_Problem to solve_
In the entries below, find every line with "жизни" and copy it.

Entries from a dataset

..............................

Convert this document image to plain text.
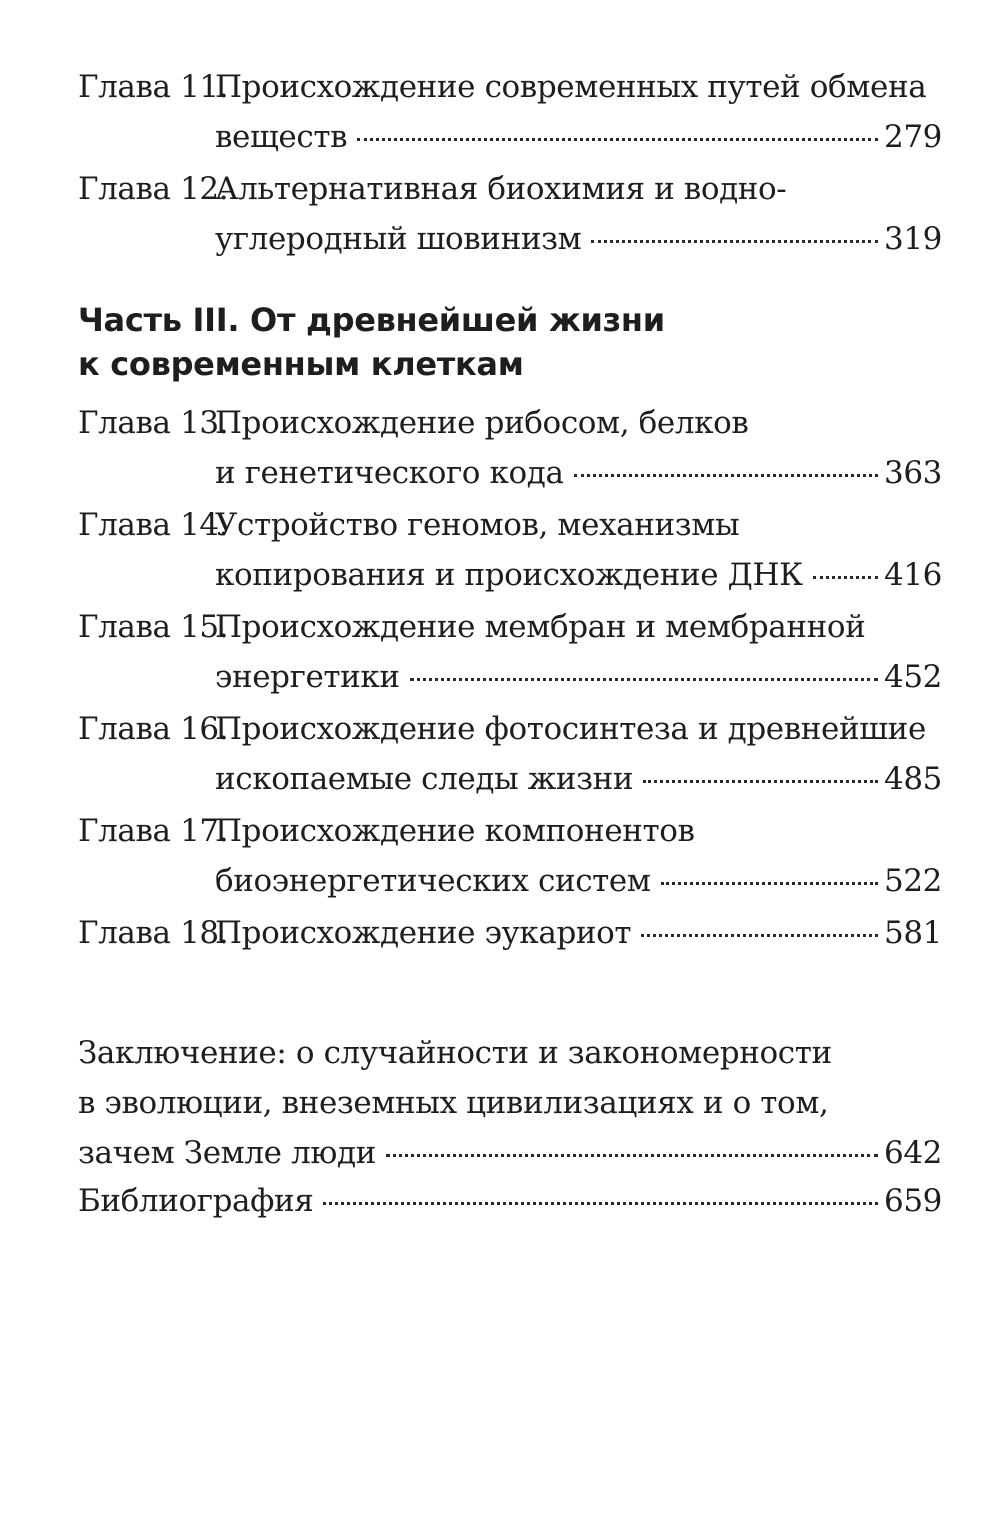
Глава 11.
Происхождение современных путей обмена
веществ	279
Глава 12.
Альтернативная биохимия и водно-
углеродный шовинизм	319
Часть III. От древнейшей жизни
к современным клеткам
Глава 13.
Происхождение рибосом, белков
и генетического кода	363
Глава 14.
Устройство геномов, механизмы
копирования и происхождение ДНК	416
Глава 15.
Происхождение мембран и мембранной
энергетики	452
Глава 16.
Происхождение фотосинтеза и древнейшие
ископаемые следы жизни	485
Глава 17.
Происхождение компонентов
биоэнергетических систем	522
Глава 18.
Происхождение эукариот	581
Заключение: о случайности и закономерности
в эволюции, внеземных цивилизациях и о том,
зачем Земле люди	642
Библиография	659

..............................

_Full solution_
Часть III. От древнейшей жизни
ископаемые следы жизни	485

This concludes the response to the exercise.